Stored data
────────────────────────────────────────
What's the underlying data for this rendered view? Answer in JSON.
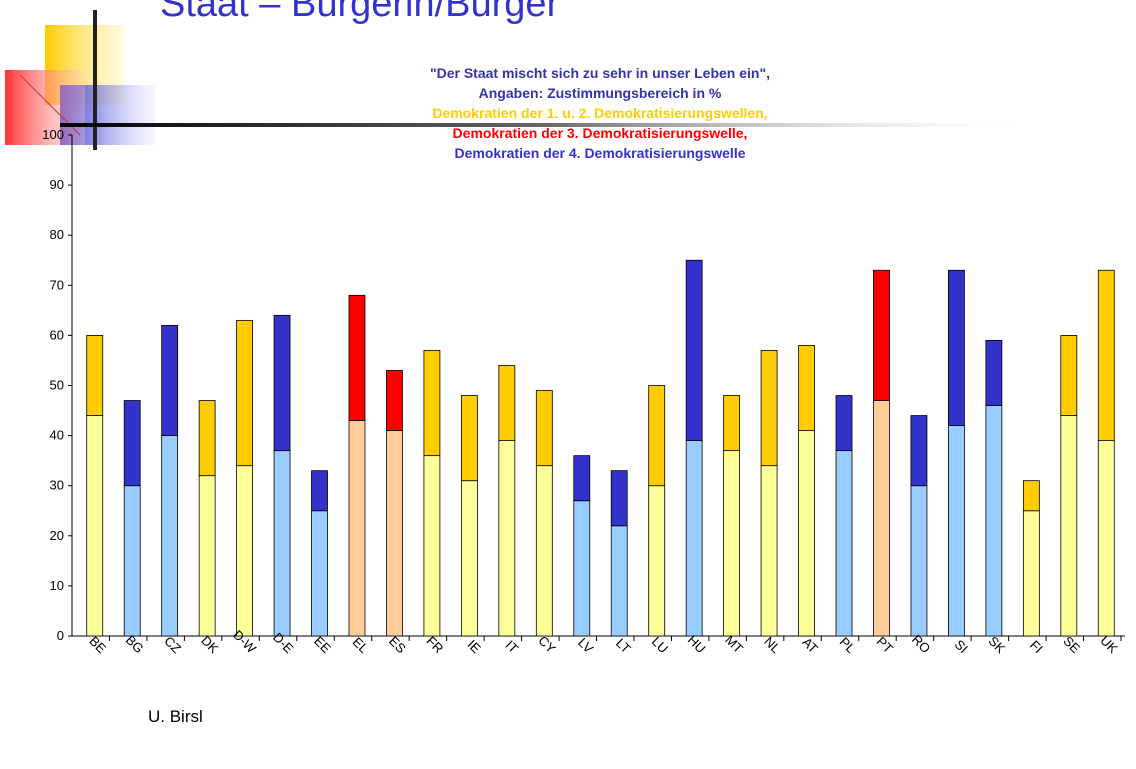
{
  "slide_title": "Staat – Bürgerin/Bürger",
  "footer": "U. Birsl",
  "chart_data": {
    "type": "stacked_bar",
    "title_lines": [
      {
        "text": "\"Der Staat mischt sich zu sehr in unser Leben ein\",",
        "color": "#3333aa"
      },
      {
        "text": "Angaben: Zustimmungsbereich in %",
        "color": "#3333aa"
      },
      {
        "text": "Demokratien der 1. u. 2. Demokratisierungswellen,",
        "color": "#ffcc00"
      },
      {
        "text": "Demokratien der 3. Demokratisierungswelle,",
        "color": "#ff0000"
      },
      {
        "text": "Demokratien der 4. Demokratisierungswelle",
        "color": "#3333cc"
      }
    ],
    "categories": [
      "BE",
      "BG",
      "CZ",
      "DK",
      "D-W",
      "D-E",
      "EE",
      "EL",
      "ES",
      "FR",
      "IE",
      "IT",
      "CY",
      "LV",
      "LT",
      "LU",
      "HU",
      "MT",
      "NL",
      "AT",
      "PL",
      "PT",
      "RO",
      "SI",
      "SK",
      "FI",
      "SE",
      "UK"
    ],
    "series": [
      {
        "values": [
          44,
          30,
          40,
          32,
          34,
          37,
          25,
          43,
          41,
          36,
          31,
          39,
          34,
          27,
          22,
          30,
          39,
          37,
          34,
          41,
          37,
          47,
          30,
          42,
          46,
          25,
          44,
          39
        ],
        "colors": [
          "#ffff99",
          "#99ccff",
          "#99ccff",
          "#ffff99",
          "#ffff99",
          "#99ccff",
          "#99ccff",
          "#ffcc99",
          "#ffcc99",
          "#ffff99",
          "#ffff99",
          "#ffff99",
          "#ffff99",
          "#99ccff",
          "#99ccff",
          "#ffff99",
          "#99ccff",
          "#ffff99",
          "#ffff99",
          "#ffff99",
          "#99ccff",
          "#ffcc99",
          "#99ccff",
          "#99ccff",
          "#99ccff",
          "#ffff99",
          "#ffff99",
          "#ffff99"
        ]
      },
      {
        "values": [
          16,
          17,
          22,
          15,
          29,
          27,
          8,
          25,
          12,
          21,
          17,
          15,
          15,
          9,
          11,
          20,
          36,
          11,
          23,
          17,
          11,
          26,
          14,
          31,
          13,
          6,
          16,
          34
        ],
        "colors": [
          "#ffcc00",
          "#3333cc",
          "#3333cc",
          "#ffcc00",
          "#ffcc00",
          "#3333cc",
          "#3333cc",
          "#ff0000",
          "#ff0000",
          "#ffcc00",
          "#ffcc00",
          "#ffcc00",
          "#ffcc00",
          "#3333cc",
          "#3333cc",
          "#ffcc00",
          "#3333cc",
          "#ffcc00",
          "#ffcc00",
          "#ffcc00",
          "#3333cc",
          "#ff0000",
          "#3333cc",
          "#3333cc",
          "#3333cc",
          "#ffcc00",
          "#ffcc00",
          "#ffcc00"
        ]
      }
    ],
    "ylim": [
      0,
      100
    ],
    "yticks": [
      0,
      10,
      20,
      30,
      40,
      50,
      60,
      70,
      80,
      90,
      100
    ]
  }
}
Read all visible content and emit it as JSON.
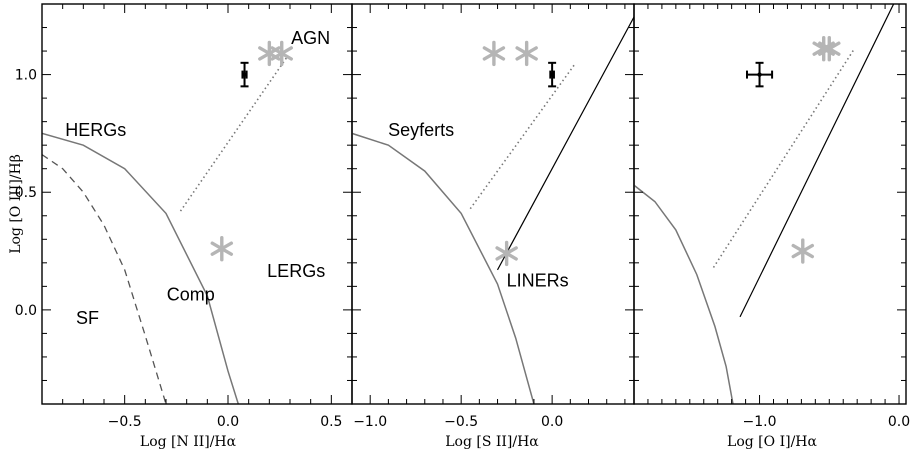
{
  "chart_data": [
    {
      "type": "scatter",
      "xlabel": "Log [N II]/Hα",
      "ylabel": "Log [O III]/Hβ",
      "xlim": [
        -0.9,
        0.6
      ],
      "ylim": [
        -0.4,
        1.3
      ],
      "xticks": [
        -0.5,
        0.0,
        0.5
      ],
      "xtick_labels": [
        "−0.5",
        "0.0",
        "0.5"
      ],
      "yticks": [
        0.0,
        0.5,
        1.0
      ],
      "ytick_labels": [
        "0.0",
        "0.5",
        "1.0"
      ],
      "region_labels": [
        {
          "text": "AGN",
          "x": 0.4,
          "y": 1.13
        },
        {
          "text": "HERGs",
          "x": -0.64,
          "y": 0.74
        },
        {
          "text": "LERGs",
          "x": 0.33,
          "y": 0.14
        },
        {
          "text": "Comp",
          "x": -0.18,
          "y": 0.04
        },
        {
          "text": "SF",
          "x": -0.68,
          "y": -0.06
        }
      ],
      "points": [
        {
          "x": 0.2,
          "y": 1.09
        },
        {
          "x": 0.26,
          "y": 1.09
        },
        {
          "x": -0.03,
          "y": 0.26
        }
      ],
      "error_points": [
        {
          "x": 0.08,
          "y": 1.0,
          "xerr": 0.01,
          "yerr": 0.05
        }
      ],
      "curves": [
        {
          "style": "solid",
          "x": [
            -0.9,
            -0.7,
            -0.5,
            -0.3,
            -0.1,
            0.0,
            0.05
          ],
          "y": [
            0.75,
            0.7,
            0.6,
            0.41,
            0.06,
            -0.26,
            -0.4
          ]
        },
        {
          "style": "dashed",
          "x": [
            -0.9,
            -0.8,
            -0.7,
            -0.6,
            -0.5,
            -0.4,
            -0.3
          ],
          "y": [
            0.66,
            0.6,
            0.5,
            0.36,
            0.17,
            -0.11,
            -0.4
          ]
        },
        {
          "style": "dotted",
          "x": [
            -0.23,
            0.29
          ],
          "y": [
            0.42,
            1.08
          ]
        }
      ]
    },
    {
      "type": "scatter",
      "xlabel": "Log [S II]/Hα",
      "xlim": [
        -1.1,
        0.45
      ],
      "ylim": [
        -0.4,
        1.3
      ],
      "xticks": [
        -1.0,
        -0.5,
        0.0
      ],
      "xtick_labels": [
        "−1.0",
        "−0.5",
        "0.0"
      ],
      "region_labels": [
        {
          "text": "Seyferts",
          "x": -0.72,
          "y": 0.74
        },
        {
          "text": "LINERs",
          "x": -0.08,
          "y": 0.1
        }
      ],
      "points": [
        {
          "x": -0.32,
          "y": 1.09
        },
        {
          "x": -0.14,
          "y": 1.09
        },
        {
          "x": -0.25,
          "y": 0.24
        }
      ],
      "error_points": [
        {
          "x": 0.0,
          "y": 1.0,
          "xerr": 0.01,
          "yerr": 0.05
        }
      ],
      "curves": [
        {
          "style": "solid",
          "x": [
            -1.1,
            -0.9,
            -0.7,
            -0.5,
            -0.3,
            -0.2,
            -0.1
          ],
          "y": [
            0.75,
            0.7,
            0.59,
            0.41,
            0.11,
            -0.12,
            -0.4
          ]
        },
        {
          "style": "solid",
          "x": [
            -0.3,
            0.53
          ],
          "y": [
            0.17,
            1.36
          ]
        },
        {
          "style": "dotted",
          "x": [
            -0.45,
            0.13
          ],
          "y": [
            0.43,
            1.05
          ]
        }
      ]
    },
    {
      "type": "scatter",
      "xlabel": "Log [O I]/Hα",
      "xlim": [
        -1.9,
        0.05
      ],
      "ylim": [
        -0.4,
        1.3
      ],
      "xticks": [
        -1.0,
        0.0
      ],
      "xtick_labels": [
        "−1.0",
        "0.0"
      ],
      "points": [
        {
          "x": -0.54,
          "y": 1.11
        },
        {
          "x": -0.5,
          "y": 1.11
        },
        {
          "x": -0.69,
          "y": 0.25
        }
      ],
      "error_points": [
        {
          "x": -1.0,
          "y": 1.0,
          "xerr": 0.09,
          "yerr": 0.05
        }
      ],
      "curves": [
        {
          "style": "solid",
          "x": [
            -1.9,
            -1.75,
            -1.6,
            -1.45,
            -1.32,
            -1.24,
            -1.19
          ],
          "y": [
            0.53,
            0.46,
            0.34,
            0.15,
            -0.07,
            -0.24,
            -0.4
          ]
        },
        {
          "style": "solid",
          "x": [
            -1.14,
            -0.03
          ],
          "y": [
            -0.03,
            1.31
          ]
        },
        {
          "style": "dotted",
          "x": [
            -1.33,
            -0.32
          ],
          "y": [
            0.18,
            1.11
          ]
        }
      ]
    }
  ]
}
────────────────────────────────────────
→ Exercise prompt:
Copy each line containing the word "xlabel" from the data.

→ Finished answer:
      "xlabel": "Log [N II]/Hα",
      "xlabel": "Log [S II]/Hα",
      "xlabel": "Log [O I]/Hα",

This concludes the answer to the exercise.